◆ THE PROBLEM ◆
Leave the pictures out and quote only the lines from the one with "What's the underlying" down to the end of the listing below.

◆ Recorded data ◆

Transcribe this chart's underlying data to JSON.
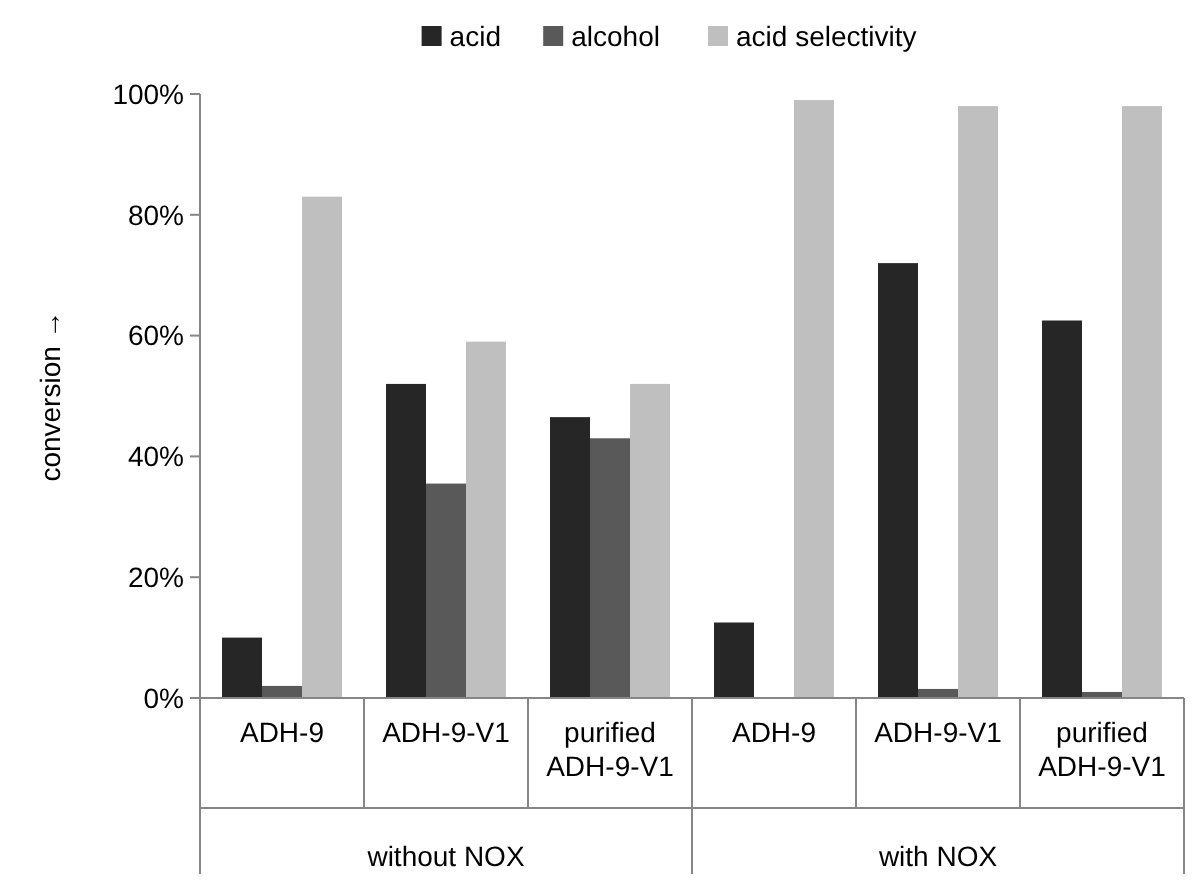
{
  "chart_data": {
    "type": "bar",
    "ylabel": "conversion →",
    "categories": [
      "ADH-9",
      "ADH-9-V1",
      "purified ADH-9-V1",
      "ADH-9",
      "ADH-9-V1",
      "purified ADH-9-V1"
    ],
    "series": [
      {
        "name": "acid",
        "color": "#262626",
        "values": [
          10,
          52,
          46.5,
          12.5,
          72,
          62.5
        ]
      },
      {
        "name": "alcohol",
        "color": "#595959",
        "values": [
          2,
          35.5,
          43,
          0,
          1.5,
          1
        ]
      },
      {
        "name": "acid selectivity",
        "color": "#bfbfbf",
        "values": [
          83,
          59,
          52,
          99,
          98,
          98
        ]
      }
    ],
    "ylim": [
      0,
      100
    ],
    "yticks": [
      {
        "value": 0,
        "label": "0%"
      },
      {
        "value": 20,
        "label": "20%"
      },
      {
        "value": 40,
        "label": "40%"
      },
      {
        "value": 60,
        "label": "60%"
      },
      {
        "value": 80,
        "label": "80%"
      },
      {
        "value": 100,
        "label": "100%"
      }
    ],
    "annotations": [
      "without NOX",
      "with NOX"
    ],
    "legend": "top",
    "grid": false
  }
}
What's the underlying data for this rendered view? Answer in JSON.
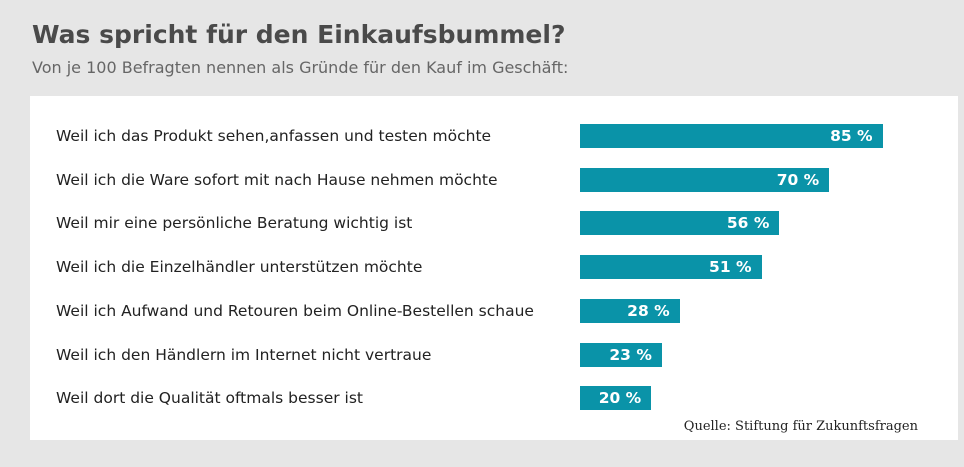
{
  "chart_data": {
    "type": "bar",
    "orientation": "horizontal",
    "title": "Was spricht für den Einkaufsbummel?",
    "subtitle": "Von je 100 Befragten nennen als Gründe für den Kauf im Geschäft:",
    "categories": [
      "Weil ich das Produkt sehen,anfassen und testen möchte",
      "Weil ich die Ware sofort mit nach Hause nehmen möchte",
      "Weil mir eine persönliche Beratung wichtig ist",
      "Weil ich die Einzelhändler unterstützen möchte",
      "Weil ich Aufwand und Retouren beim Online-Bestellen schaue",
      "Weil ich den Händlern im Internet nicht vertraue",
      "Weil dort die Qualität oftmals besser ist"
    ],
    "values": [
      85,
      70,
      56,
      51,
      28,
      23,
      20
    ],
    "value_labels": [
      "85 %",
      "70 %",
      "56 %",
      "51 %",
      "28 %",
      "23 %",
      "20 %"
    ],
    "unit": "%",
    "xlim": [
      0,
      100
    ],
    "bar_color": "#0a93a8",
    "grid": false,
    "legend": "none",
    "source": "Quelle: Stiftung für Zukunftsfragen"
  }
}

◆ ANSWER TO THIS TASK ◆
What's the underlying data for this rendered view? Answer in JSON.
{
  "chart_data": {
    "type": "bar",
    "orientation": "horizontal",
    "title": "Was spricht für den Einkaufsbummel?",
    "subtitle": "Von je 100 Befragten nennen als Gründe für den Kauf im Geschäft:",
    "categories": [
      "Weil ich das Produkt sehen,anfassen und testen möchte",
      "Weil ich die Ware sofort mit nach Hause nehmen möchte",
      "Weil mir eine persönliche Beratung wichtig ist",
      "Weil ich die Einzelhändler unterstützen möchte",
      "Weil ich Aufwand und Retouren beim Online-Bestellen schaue",
      "Weil ich den Händlern im Internet nicht vertraue",
      "Weil dort die Qualität oftmals besser ist"
    ],
    "values": [
      85,
      70,
      56,
      51,
      28,
      23,
      20
    ],
    "value_labels": [
      "85 %",
      "70 %",
      "56 %",
      "51 %",
      "28 %",
      "23 %",
      "20 %"
    ],
    "unit": "%",
    "xlim": [
      0,
      100
    ],
    "bar_color": "#0a93a8",
    "grid": false,
    "legend": "none",
    "source": "Quelle: Stiftung für Zukunftsfragen"
  }
}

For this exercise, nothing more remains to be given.